• **Task goal**
Copy all records verbatim.

## BEGIN Data extract

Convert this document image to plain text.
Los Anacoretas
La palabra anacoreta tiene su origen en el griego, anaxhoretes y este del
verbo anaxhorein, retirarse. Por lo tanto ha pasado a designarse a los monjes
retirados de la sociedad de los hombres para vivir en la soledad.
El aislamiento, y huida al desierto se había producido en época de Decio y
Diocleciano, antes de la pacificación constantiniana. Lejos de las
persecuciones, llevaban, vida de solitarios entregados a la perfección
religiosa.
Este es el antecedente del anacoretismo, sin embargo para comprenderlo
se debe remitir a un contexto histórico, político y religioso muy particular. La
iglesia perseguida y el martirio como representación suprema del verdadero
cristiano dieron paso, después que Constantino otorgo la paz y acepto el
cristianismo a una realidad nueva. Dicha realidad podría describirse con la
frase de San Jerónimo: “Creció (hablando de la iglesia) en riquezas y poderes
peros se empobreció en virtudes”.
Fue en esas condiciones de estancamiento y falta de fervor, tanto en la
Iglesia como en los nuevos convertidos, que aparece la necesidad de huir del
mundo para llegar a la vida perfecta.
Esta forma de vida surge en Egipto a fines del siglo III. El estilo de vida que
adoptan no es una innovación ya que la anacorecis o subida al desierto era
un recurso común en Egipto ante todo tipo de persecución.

## END Data extract

• **Solution for this problem**
Convert this document image to plain text.
Los Anacoretas
La palabra anacoreta tiene su origen en el griego, anaxhoretes y este del
verbo anaxhorein, retirarse. Por lo tanto ha pasado a designarse a los monjes
retirados de la sociedad de los hombres para vivir en la soledad.
El aislamiento, y huida al desierto se había producido en época de Decio y
Diocleciano, antes de la pacificación constantiniana. Lejos de las
persecuciones, llevaban, vida de solitarios entregados a la perfección
religiosa.
Este es el antecedente del anacoretismo, sin embargo para comprenderlo
se debe remitir a un contexto histórico, político y religioso muy particular. La
iglesia perseguida y el martirio como representación suprema del verdadero
cristiano dieron paso, después que Constantino otorgo la paz y acepto el
cristianismo a una realidad nueva. Dicha realidad podría describirse con la
frase de San Jerónimo: “Creció (hablando de la iglesia) en riquezas y poderes
peros se empobreció en virtudes”.
Fue en esas condiciones de estancamiento y falta de fervor, tanto en la
Iglesia como en los nuevos convertidos, que aparece la necesidad de huir del
mundo para llegar a la vida perfecta.
Esta forma de vida surge en Egipto a fines del siglo III. El estilo de vida que
adoptan no es una innovación ya que la anacorecis o subida al desierto era
un recurso común en Egipto ante todo tipo de persecución.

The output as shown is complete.